* Stated exercise A
Reproduce the records verbatim, beginning at their first line and continuing through the line containing "treat-c-vm-3: + <box>406 925 421 953</box>".

* Document segment
+++++
You will probably have guessed that each takes each item of the list before (so range returns a list of items resp. numbers) and the parameter |i| (exactly as |d|) is a kind of door through which each list item gets entry into the loop, meaning it does some change every new loop run.

EDIT: Actually each does not take each item but counts the list items; so if the list - like here - contains 6 items each means: 6.times. The parameter |i| takes care of the fact that the list items itself can be used within the loop.

Having that in mind the following changes might shed some light on what is going on in the inner loop:

[1, 3, 6, 4].each do |d|
  (ring 0).each do |i| # give the list just one value
    play_chord (chord_degree d, :c, :major, 3, invert: i)
    puts "d -> #{d}" # some additional help
    puts "i -> #{i}"
    sleep 0.25
  end
  sleep 1 # more time between each run of the outer loop
end 

To understand I have to take some time, simplify and think about what exactly is going on because abstract processes like e. g. two nested loops somehow tend to escape my understanding :wink: . But mostly it is fun for me to take the time and solve the riddle.

Still not sure if its exactly what you want, but I played around with the example Martin gave (which I remember thinking was very cool at the time that it was first posted) and came up with this to do some chord progressions for you.
+++++
* Records supplied
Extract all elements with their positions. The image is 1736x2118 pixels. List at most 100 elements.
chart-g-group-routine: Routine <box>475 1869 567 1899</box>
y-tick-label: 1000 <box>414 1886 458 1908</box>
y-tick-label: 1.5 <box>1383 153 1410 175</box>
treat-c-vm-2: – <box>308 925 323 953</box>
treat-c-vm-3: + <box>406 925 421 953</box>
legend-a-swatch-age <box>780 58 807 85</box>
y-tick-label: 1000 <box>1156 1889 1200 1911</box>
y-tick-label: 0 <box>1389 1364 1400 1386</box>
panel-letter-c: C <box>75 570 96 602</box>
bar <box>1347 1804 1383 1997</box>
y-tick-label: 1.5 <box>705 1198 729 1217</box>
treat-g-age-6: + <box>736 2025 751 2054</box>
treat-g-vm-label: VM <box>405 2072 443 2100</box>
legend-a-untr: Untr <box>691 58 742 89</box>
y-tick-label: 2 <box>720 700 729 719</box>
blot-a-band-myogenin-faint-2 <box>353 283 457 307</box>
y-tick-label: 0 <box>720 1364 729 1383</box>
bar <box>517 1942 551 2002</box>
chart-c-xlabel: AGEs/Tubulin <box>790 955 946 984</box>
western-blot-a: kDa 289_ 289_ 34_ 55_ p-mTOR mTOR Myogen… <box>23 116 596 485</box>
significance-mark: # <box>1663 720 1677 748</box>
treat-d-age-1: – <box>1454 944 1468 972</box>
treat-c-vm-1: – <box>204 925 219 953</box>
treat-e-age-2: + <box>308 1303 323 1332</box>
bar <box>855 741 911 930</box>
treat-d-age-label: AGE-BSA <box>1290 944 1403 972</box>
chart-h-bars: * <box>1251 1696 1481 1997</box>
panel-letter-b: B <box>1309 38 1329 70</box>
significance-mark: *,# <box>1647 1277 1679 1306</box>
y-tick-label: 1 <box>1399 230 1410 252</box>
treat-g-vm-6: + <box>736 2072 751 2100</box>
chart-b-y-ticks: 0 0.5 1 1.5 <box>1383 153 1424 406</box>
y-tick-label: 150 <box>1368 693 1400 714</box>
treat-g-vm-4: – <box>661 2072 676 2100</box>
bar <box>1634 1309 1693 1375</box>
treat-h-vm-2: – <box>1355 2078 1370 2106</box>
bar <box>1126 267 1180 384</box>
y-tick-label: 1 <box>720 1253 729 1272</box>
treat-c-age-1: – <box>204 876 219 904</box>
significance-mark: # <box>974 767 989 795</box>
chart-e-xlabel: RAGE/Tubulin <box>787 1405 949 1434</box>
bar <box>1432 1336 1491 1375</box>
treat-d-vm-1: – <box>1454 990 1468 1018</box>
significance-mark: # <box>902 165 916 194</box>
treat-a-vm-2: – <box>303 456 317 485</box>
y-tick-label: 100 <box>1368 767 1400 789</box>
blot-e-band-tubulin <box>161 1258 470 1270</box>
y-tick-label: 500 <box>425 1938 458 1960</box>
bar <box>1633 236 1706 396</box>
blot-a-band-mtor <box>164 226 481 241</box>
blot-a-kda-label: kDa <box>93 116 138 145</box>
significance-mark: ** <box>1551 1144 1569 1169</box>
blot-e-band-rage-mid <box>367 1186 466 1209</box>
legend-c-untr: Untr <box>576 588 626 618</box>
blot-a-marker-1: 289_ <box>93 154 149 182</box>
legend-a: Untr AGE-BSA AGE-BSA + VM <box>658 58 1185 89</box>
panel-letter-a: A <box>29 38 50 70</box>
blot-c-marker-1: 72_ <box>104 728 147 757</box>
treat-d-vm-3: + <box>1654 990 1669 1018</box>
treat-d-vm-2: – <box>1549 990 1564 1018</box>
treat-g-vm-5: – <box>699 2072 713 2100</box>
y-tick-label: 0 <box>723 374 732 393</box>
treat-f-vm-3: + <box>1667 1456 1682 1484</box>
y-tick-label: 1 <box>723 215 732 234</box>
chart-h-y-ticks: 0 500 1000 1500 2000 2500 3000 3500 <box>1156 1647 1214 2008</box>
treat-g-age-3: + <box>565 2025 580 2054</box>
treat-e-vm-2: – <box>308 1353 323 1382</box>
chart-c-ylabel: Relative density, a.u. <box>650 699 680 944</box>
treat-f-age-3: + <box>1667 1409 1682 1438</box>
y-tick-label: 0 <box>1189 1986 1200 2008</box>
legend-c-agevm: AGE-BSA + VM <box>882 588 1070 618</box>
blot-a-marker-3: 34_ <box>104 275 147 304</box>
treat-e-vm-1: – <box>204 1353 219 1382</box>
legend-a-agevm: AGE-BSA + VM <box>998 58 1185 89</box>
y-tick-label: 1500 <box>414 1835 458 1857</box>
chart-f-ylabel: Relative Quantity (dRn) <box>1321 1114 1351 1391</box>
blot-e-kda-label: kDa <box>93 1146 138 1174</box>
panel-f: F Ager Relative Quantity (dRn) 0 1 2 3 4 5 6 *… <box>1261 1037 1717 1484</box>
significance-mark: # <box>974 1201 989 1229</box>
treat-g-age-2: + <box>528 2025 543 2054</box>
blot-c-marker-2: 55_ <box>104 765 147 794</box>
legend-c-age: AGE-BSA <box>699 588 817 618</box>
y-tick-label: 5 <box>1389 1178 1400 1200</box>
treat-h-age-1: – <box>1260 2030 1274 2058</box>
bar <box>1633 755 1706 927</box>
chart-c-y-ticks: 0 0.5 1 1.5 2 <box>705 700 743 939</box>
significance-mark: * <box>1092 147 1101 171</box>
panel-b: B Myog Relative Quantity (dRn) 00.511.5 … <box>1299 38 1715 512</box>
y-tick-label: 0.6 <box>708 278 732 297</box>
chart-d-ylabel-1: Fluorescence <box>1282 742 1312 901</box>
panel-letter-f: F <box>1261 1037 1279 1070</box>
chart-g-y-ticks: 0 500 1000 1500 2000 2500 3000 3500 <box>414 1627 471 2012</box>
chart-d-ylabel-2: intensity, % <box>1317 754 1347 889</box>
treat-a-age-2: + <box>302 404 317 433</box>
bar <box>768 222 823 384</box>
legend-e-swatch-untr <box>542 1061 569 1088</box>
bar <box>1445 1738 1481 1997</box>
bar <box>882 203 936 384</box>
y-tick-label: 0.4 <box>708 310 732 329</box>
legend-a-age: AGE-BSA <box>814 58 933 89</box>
+++++
* Stated exercise B
Summarize the passage on nested loops in three sentences.

* Exercise solution A
Extract all elements with their positions. The image is 1736x2118 pixels. List at most 100 elements.
chart-g-group-routine: Routine <box>475 1869 567 1899</box>
y-tick-label: 1000 <box>414 1886 458 1908</box>
y-tick-label: 1.5 <box>1383 153 1410 175</box>
treat-c-vm-2: – <box>308 925 323 953</box>
treat-c-vm-3: + <box>406 925 421 953</box>

* Exercise solution B
The passage explains that each counts the items in a list and runs the loop that many times, while the parameter |i| makes each list item usable within the loop. It presents a modified nested loop that gives the inner list a single value and prints the values of d and i to clarify what happens in the inner loop. The writer describes needing to simplify abstract processes such as nested loops in order to understand them, and then mentions adapting an example from Martin to produce chord progressions.